California Law - Legal Information
Elder Law - Conservatorships 
Saturday, February 14, 2009, 07:46 PM - Elder Law
Posted by Administrator
This brief article describes conservatorships in California. In general, a conservatorship is established over an adult, while guardianships apply to minors.

There are generally two kinds of conservatorships: over the person and over the estate. Many times, one conservatorship case includes both types.

To establish a conservatorship over the person, the court must find that the proposed conservatee is substantially unable to provide for their food, clothing and shelter. The petition to create a conservatorship is usually filed by a loved one or family member who recognizes the elder's inability to provide for these personal needs. In Riverside County, California, for example, the petition may be filed by the Public Guardian's Office when no family member or other interested person is available to assist.

A conservatorship over the person should occur only when no reasonable alternatives are available. A future article will discuss such alternatives, but these include informal assistance from loved ones and powers of attorney for health care decision making. Sometimes, an elder unquestionably needs assistance but will not voluntarily agree to accept it. Their deteriorating mental faculties prevent them from recognizing the need and they simply refuse any help.

• STUDY MATERIAL

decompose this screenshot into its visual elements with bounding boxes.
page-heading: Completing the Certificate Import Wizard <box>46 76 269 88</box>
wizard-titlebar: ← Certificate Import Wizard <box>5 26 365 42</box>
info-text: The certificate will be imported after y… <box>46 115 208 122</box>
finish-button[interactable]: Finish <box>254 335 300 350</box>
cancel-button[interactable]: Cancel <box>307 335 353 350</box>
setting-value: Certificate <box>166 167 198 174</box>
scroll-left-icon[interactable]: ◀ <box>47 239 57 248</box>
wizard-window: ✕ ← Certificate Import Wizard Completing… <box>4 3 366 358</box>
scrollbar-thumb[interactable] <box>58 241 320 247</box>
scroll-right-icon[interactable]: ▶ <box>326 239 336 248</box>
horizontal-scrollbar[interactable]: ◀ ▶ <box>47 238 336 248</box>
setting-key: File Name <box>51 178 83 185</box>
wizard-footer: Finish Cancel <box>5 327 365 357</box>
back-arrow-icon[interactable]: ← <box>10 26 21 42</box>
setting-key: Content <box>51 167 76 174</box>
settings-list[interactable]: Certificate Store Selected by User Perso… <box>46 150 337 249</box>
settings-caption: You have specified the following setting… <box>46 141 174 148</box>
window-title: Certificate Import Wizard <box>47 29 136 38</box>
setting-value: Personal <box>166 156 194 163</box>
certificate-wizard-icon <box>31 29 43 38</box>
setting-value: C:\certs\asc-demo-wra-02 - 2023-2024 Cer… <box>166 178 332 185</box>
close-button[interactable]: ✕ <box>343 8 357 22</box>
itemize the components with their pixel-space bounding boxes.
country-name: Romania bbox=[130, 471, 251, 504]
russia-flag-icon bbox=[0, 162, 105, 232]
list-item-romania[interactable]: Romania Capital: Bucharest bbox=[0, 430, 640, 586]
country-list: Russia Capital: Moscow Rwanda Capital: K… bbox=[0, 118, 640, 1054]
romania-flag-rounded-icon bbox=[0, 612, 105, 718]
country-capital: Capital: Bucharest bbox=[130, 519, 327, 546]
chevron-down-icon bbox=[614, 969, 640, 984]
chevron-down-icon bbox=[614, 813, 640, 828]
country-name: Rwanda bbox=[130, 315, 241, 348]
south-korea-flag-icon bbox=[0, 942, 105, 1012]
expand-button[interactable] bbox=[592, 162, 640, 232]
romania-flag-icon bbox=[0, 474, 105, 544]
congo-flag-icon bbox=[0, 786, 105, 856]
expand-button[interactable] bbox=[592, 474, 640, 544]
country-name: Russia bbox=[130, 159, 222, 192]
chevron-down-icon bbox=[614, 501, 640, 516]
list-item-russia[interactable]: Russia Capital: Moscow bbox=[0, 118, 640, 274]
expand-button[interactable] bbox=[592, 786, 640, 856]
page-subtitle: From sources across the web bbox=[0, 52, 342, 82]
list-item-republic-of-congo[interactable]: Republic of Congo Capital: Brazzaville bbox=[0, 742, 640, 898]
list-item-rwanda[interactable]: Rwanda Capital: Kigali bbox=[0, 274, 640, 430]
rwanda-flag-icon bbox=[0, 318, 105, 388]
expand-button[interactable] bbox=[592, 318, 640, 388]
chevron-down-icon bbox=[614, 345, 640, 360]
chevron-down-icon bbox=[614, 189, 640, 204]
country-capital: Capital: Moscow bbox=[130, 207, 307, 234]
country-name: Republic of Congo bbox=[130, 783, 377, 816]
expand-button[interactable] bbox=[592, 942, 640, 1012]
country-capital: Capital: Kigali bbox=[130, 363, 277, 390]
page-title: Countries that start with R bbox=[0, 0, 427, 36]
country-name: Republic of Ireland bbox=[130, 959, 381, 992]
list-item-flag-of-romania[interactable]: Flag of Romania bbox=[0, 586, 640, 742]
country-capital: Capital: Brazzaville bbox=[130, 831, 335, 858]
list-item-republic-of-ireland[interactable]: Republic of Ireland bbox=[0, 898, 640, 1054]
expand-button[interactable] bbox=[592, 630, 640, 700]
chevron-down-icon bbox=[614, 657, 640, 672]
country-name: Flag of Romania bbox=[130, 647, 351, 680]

• LIST OF TASKS
1) Using the conservatorships article, answer:
(a) To whom do guardianships apply?
(b) What are the two kinds of conservatorships?
(c) In Riverside County, who may file the petition when no family member or other interested person is available to assist?
2) From the conservatorships article, extract everything from "There are generally" down to "available to assist.".

• ANSWERS FOR THIS EXERCISE
1)
(a) Minors.
(b) Conservatorships over the person and over the estate.
(c) The Public Guardian's Office.

2)
There are generally two kinds of conservatorships: over the person and over the estate. Many times, one conservatorship case includes both types.

To establish a conservatorship over the person, the court must find that the proposed conservatee is substantially unable to provide for their food, clothing and shelter. The petition to create a conservatorship is usually filed by a loved one or family member who recognizes the elder's inability to provide for these personal needs. In Riverside County, California, for example, the petition may be filed by the Public Guardian's Office when no family member or other interested person is available to assist.